Data supplied:
--- START ---

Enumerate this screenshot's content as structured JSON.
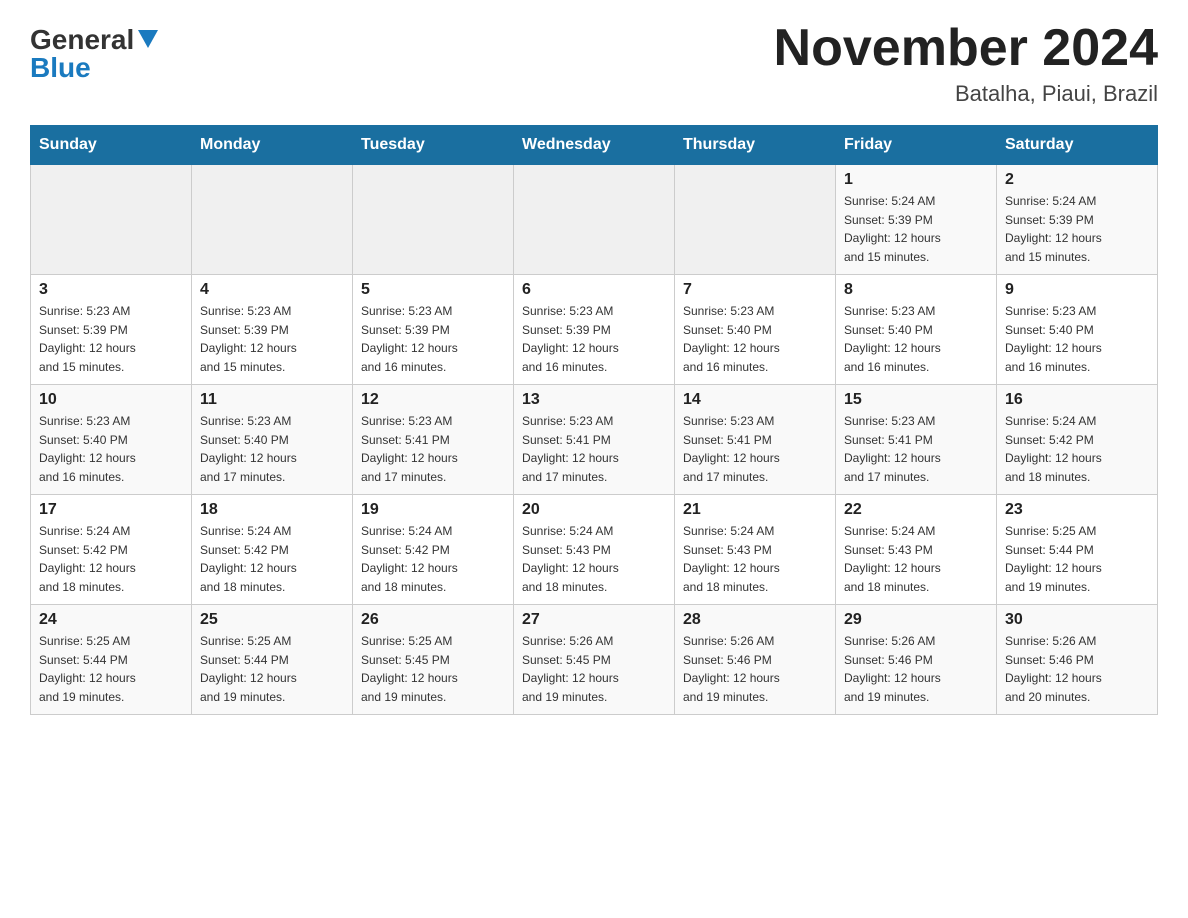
{
  "logo": {
    "general": "General",
    "blue": "Blue"
  },
  "title": "November 2024",
  "location": "Batalha, Piaui, Brazil",
  "days_of_week": [
    "Sunday",
    "Monday",
    "Tuesday",
    "Wednesday",
    "Thursday",
    "Friday",
    "Saturday"
  ],
  "weeks": [
    [
      {
        "day": "",
        "info": ""
      },
      {
        "day": "",
        "info": ""
      },
      {
        "day": "",
        "info": ""
      },
      {
        "day": "",
        "info": ""
      },
      {
        "day": "",
        "info": ""
      },
      {
        "day": "1",
        "info": "Sunrise: 5:24 AM\nSunset: 5:39 PM\nDaylight: 12 hours\nand 15 minutes."
      },
      {
        "day": "2",
        "info": "Sunrise: 5:24 AM\nSunset: 5:39 PM\nDaylight: 12 hours\nand 15 minutes."
      }
    ],
    [
      {
        "day": "3",
        "info": "Sunrise: 5:23 AM\nSunset: 5:39 PM\nDaylight: 12 hours\nand 15 minutes."
      },
      {
        "day": "4",
        "info": "Sunrise: 5:23 AM\nSunset: 5:39 PM\nDaylight: 12 hours\nand 15 minutes."
      },
      {
        "day": "5",
        "info": "Sunrise: 5:23 AM\nSunset: 5:39 PM\nDaylight: 12 hours\nand 16 minutes."
      },
      {
        "day": "6",
        "info": "Sunrise: 5:23 AM\nSunset: 5:39 PM\nDaylight: 12 hours\nand 16 minutes."
      },
      {
        "day": "7",
        "info": "Sunrise: 5:23 AM\nSunset: 5:40 PM\nDaylight: 12 hours\nand 16 minutes."
      },
      {
        "day": "8",
        "info": "Sunrise: 5:23 AM\nSunset: 5:40 PM\nDaylight: 12 hours\nand 16 minutes."
      },
      {
        "day": "9",
        "info": "Sunrise: 5:23 AM\nSunset: 5:40 PM\nDaylight: 12 hours\nand 16 minutes."
      }
    ],
    [
      {
        "day": "10",
        "info": "Sunrise: 5:23 AM\nSunset: 5:40 PM\nDaylight: 12 hours\nand 16 minutes."
      },
      {
        "day": "11",
        "info": "Sunrise: 5:23 AM\nSunset: 5:40 PM\nDaylight: 12 hours\nand 17 minutes."
      },
      {
        "day": "12",
        "info": "Sunrise: 5:23 AM\nSunset: 5:41 PM\nDaylight: 12 hours\nand 17 minutes."
      },
      {
        "day": "13",
        "info": "Sunrise: 5:23 AM\nSunset: 5:41 PM\nDaylight: 12 hours\nand 17 minutes."
      },
      {
        "day": "14",
        "info": "Sunrise: 5:23 AM\nSunset: 5:41 PM\nDaylight: 12 hours\nand 17 minutes."
      },
      {
        "day": "15",
        "info": "Sunrise: 5:23 AM\nSunset: 5:41 PM\nDaylight: 12 hours\nand 17 minutes."
      },
      {
        "day": "16",
        "info": "Sunrise: 5:24 AM\nSunset: 5:42 PM\nDaylight: 12 hours\nand 18 minutes."
      }
    ],
    [
      {
        "day": "17",
        "info": "Sunrise: 5:24 AM\nSunset: 5:42 PM\nDaylight: 12 hours\nand 18 minutes."
      },
      {
        "day": "18",
        "info": "Sunrise: 5:24 AM\nSunset: 5:42 PM\nDaylight: 12 hours\nand 18 minutes."
      },
      {
        "day": "19",
        "info": "Sunrise: 5:24 AM\nSunset: 5:42 PM\nDaylight: 12 hours\nand 18 minutes."
      },
      {
        "day": "20",
        "info": "Sunrise: 5:24 AM\nSunset: 5:43 PM\nDaylight: 12 hours\nand 18 minutes."
      },
      {
        "day": "21",
        "info": "Sunrise: 5:24 AM\nSunset: 5:43 PM\nDaylight: 12 hours\nand 18 minutes."
      },
      {
        "day": "22",
        "info": "Sunrise: 5:24 AM\nSunset: 5:43 PM\nDaylight: 12 hours\nand 18 minutes."
      },
      {
        "day": "23",
        "info": "Sunrise: 5:25 AM\nSunset: 5:44 PM\nDaylight: 12 hours\nand 19 minutes."
      }
    ],
    [
      {
        "day": "24",
        "info": "Sunrise: 5:25 AM\nSunset: 5:44 PM\nDaylight: 12 hours\nand 19 minutes."
      },
      {
        "day": "25",
        "info": "Sunrise: 5:25 AM\nSunset: 5:44 PM\nDaylight: 12 hours\nand 19 minutes."
      },
      {
        "day": "26",
        "info": "Sunrise: 5:25 AM\nSunset: 5:45 PM\nDaylight: 12 hours\nand 19 minutes."
      },
      {
        "day": "27",
        "info": "Sunrise: 5:26 AM\nSunset: 5:45 PM\nDaylight: 12 hours\nand 19 minutes."
      },
      {
        "day": "28",
        "info": "Sunrise: 5:26 AM\nSunset: 5:46 PM\nDaylight: 12 hours\nand 19 minutes."
      },
      {
        "day": "29",
        "info": "Sunrise: 5:26 AM\nSunset: 5:46 PM\nDaylight: 12 hours\nand 19 minutes."
      },
      {
        "day": "30",
        "info": "Sunrise: 5:26 AM\nSunset: 5:46 PM\nDaylight: 12 hours\nand 20 minutes."
      }
    ]
  ]
}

--- END ---

What to work on: Repeat the records word for word. Any picture in them should be left out.

Task output:
Enumerate this screenshot's content as structured JSON.
{
  "logo": {
    "general": "General",
    "blue": "Blue"
  },
  "title": "November 2024",
  "location": "Batalha, Piaui, Brazil",
  "days_of_week": [
    "Sunday",
    "Monday",
    "Tuesday",
    "Wednesday",
    "Thursday",
    "Friday",
    "Saturday"
  ],
  "weeks": [
    [
      {
        "day": "",
        "info": ""
      },
      {
        "day": "",
        "info": ""
      },
      {
        "day": "",
        "info": ""
      },
      {
        "day": "",
        "info": ""
      },
      {
        "day": "",
        "info": ""
      },
      {
        "day": "1",
        "info": "Sunrise: 5:24 AM\nSunset: 5:39 PM\nDaylight: 12 hours\nand 15 minutes."
      },
      {
        "day": "2",
        "info": "Sunrise: 5:24 AM\nSunset: 5:39 PM\nDaylight: 12 hours\nand 15 minutes."
      }
    ],
    [
      {
        "day": "3",
        "info": "Sunrise: 5:23 AM\nSunset: 5:39 PM\nDaylight: 12 hours\nand 15 minutes."
      },
      {
        "day": "4",
        "info": "Sunrise: 5:23 AM\nSunset: 5:39 PM\nDaylight: 12 hours\nand 15 minutes."
      },
      {
        "day": "5",
        "info": "Sunrise: 5:23 AM\nSunset: 5:39 PM\nDaylight: 12 hours\nand 16 minutes."
      },
      {
        "day": "6",
        "info": "Sunrise: 5:23 AM\nSunset: 5:39 PM\nDaylight: 12 hours\nand 16 minutes."
      },
      {
        "day": "7",
        "info": "Sunrise: 5:23 AM\nSunset: 5:40 PM\nDaylight: 12 hours\nand 16 minutes."
      },
      {
        "day": "8",
        "info": "Sunrise: 5:23 AM\nSunset: 5:40 PM\nDaylight: 12 hours\nand 16 minutes."
      },
      {
        "day": "9",
        "info": "Sunrise: 5:23 AM\nSunset: 5:40 PM\nDaylight: 12 hours\nand 16 minutes."
      }
    ],
    [
      {
        "day": "10",
        "info": "Sunrise: 5:23 AM\nSunset: 5:40 PM\nDaylight: 12 hours\nand 16 minutes."
      },
      {
        "day": "11",
        "info": "Sunrise: 5:23 AM\nSunset: 5:40 PM\nDaylight: 12 hours\nand 17 minutes."
      },
      {
        "day": "12",
        "info": "Sunrise: 5:23 AM\nSunset: 5:41 PM\nDaylight: 12 hours\nand 17 minutes."
      },
      {
        "day": "13",
        "info": "Sunrise: 5:23 AM\nSunset: 5:41 PM\nDaylight: 12 hours\nand 17 minutes."
      },
      {
        "day": "14",
        "info": "Sunrise: 5:23 AM\nSunset: 5:41 PM\nDaylight: 12 hours\nand 17 minutes."
      },
      {
        "day": "15",
        "info": "Sunrise: 5:23 AM\nSunset: 5:41 PM\nDaylight: 12 hours\nand 17 minutes."
      },
      {
        "day": "16",
        "info": "Sunrise: 5:24 AM\nSunset: 5:42 PM\nDaylight: 12 hours\nand 18 minutes."
      }
    ],
    [
      {
        "day": "17",
        "info": "Sunrise: 5:24 AM\nSunset: 5:42 PM\nDaylight: 12 hours\nand 18 minutes."
      },
      {
        "day": "18",
        "info": "Sunrise: 5:24 AM\nSunset: 5:42 PM\nDaylight: 12 hours\nand 18 minutes."
      },
      {
        "day": "19",
        "info": "Sunrise: 5:24 AM\nSunset: 5:42 PM\nDaylight: 12 hours\nand 18 minutes."
      },
      {
        "day": "20",
        "info": "Sunrise: 5:24 AM\nSunset: 5:43 PM\nDaylight: 12 hours\nand 18 minutes."
      },
      {
        "day": "21",
        "info": "Sunrise: 5:24 AM\nSunset: 5:43 PM\nDaylight: 12 hours\nand 18 minutes."
      },
      {
        "day": "22",
        "info": "Sunrise: 5:24 AM\nSunset: 5:43 PM\nDaylight: 12 hours\nand 18 minutes."
      },
      {
        "day": "23",
        "info": "Sunrise: 5:25 AM\nSunset: 5:44 PM\nDaylight: 12 hours\nand 19 minutes."
      }
    ],
    [
      {
        "day": "24",
        "info": "Sunrise: 5:25 AM\nSunset: 5:44 PM\nDaylight: 12 hours\nand 19 minutes."
      },
      {
        "day": "25",
        "info": "Sunrise: 5:25 AM\nSunset: 5:44 PM\nDaylight: 12 hours\nand 19 minutes."
      },
      {
        "day": "26",
        "info": "Sunrise: 5:25 AM\nSunset: 5:45 PM\nDaylight: 12 hours\nand 19 minutes."
      },
      {
        "day": "27",
        "info": "Sunrise: 5:26 AM\nSunset: 5:45 PM\nDaylight: 12 hours\nand 19 minutes."
      },
      {
        "day": "28",
        "info": "Sunrise: 5:26 AM\nSunset: 5:46 PM\nDaylight: 12 hours\nand 19 minutes."
      },
      {
        "day": "29",
        "info": "Sunrise: 5:26 AM\nSunset: 5:46 PM\nDaylight: 12 hours\nand 19 minutes."
      },
      {
        "day": "30",
        "info": "Sunrise: 5:26 AM\nSunset: 5:46 PM\nDaylight: 12 hours\nand 20 minutes."
      }
    ]
  ]
}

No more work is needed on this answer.